Problem to work on
Copy, from the entries below, each line in which the string "start" appears.

Data in this exercise
- - - -

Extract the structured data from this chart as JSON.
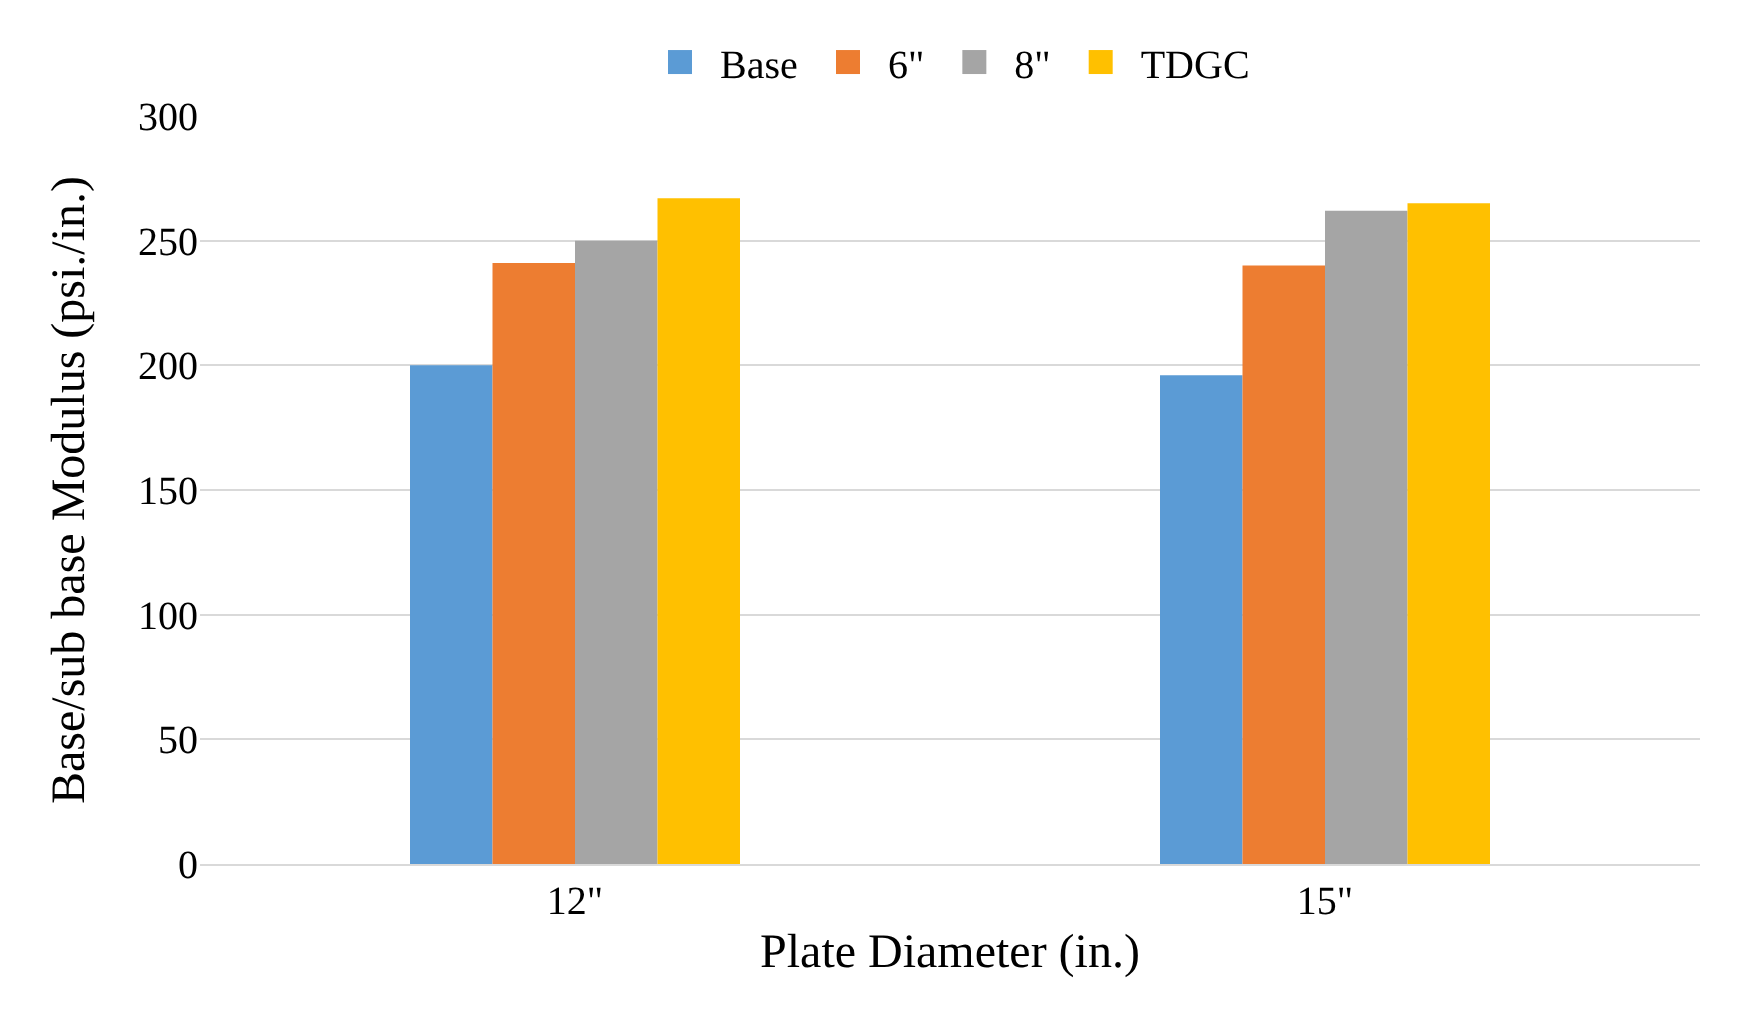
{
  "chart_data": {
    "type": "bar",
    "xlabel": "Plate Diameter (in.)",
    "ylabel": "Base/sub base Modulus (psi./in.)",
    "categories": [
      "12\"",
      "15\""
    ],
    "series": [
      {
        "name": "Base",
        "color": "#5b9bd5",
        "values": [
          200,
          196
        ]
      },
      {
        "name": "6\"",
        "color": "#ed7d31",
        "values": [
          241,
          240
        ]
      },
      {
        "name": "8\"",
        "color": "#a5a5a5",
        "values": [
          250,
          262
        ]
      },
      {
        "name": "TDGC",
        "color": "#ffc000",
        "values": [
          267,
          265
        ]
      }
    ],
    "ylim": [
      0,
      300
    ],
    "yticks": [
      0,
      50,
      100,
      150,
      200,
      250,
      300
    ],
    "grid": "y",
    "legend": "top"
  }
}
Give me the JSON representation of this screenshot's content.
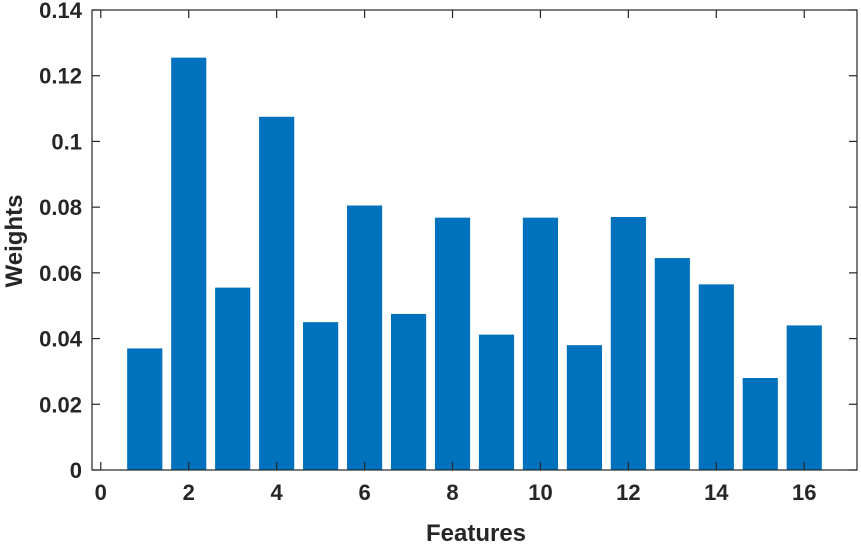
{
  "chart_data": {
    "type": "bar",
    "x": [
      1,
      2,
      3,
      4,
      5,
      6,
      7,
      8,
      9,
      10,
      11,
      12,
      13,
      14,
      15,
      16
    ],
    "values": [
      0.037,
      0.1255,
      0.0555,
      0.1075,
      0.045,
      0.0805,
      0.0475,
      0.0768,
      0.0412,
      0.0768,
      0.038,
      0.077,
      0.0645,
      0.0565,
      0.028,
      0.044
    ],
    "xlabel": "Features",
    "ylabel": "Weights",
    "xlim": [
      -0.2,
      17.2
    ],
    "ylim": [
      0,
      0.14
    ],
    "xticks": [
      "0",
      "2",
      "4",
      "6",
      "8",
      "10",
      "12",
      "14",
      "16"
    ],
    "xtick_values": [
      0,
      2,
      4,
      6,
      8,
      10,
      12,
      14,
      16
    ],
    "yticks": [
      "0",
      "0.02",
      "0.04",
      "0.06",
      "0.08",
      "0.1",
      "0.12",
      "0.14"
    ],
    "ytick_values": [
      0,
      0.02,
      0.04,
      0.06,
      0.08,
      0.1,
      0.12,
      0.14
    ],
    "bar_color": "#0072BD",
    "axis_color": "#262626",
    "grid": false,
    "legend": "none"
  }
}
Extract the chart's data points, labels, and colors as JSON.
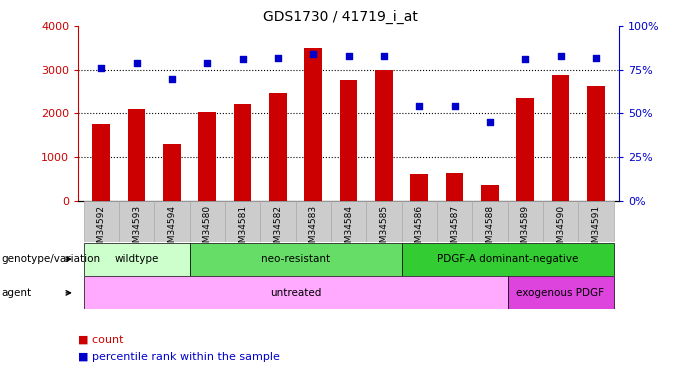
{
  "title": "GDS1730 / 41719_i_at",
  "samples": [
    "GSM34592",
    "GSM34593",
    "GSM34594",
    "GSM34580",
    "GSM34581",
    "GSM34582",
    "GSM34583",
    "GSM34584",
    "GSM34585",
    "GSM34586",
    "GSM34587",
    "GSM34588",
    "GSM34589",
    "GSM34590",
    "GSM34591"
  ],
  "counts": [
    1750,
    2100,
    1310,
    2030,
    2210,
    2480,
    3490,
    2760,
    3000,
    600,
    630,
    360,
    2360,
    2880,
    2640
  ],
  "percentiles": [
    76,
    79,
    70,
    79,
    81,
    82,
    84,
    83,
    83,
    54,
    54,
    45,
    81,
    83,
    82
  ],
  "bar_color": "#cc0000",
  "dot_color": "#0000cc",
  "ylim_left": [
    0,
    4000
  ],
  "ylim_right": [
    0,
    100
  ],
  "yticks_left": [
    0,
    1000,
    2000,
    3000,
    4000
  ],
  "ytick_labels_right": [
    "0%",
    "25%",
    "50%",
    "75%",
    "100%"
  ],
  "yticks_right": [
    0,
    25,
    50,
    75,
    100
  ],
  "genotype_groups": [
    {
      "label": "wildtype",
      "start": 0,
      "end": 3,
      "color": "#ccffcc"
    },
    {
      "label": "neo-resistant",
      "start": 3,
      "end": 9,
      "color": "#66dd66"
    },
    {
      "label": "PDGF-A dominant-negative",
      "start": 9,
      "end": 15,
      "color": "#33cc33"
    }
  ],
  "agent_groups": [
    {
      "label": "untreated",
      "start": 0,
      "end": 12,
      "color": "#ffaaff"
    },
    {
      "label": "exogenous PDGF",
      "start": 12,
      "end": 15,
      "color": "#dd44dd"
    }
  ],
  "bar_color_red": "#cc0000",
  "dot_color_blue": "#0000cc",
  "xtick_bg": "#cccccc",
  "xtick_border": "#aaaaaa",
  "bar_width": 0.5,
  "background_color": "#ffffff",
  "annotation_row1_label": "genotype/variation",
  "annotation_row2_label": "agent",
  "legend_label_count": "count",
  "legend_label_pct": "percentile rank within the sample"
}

- - - -

Answer to this task
      "start": 0,
      "start": 3,
      "start": 9,
      "start": 0,
      "start": 12,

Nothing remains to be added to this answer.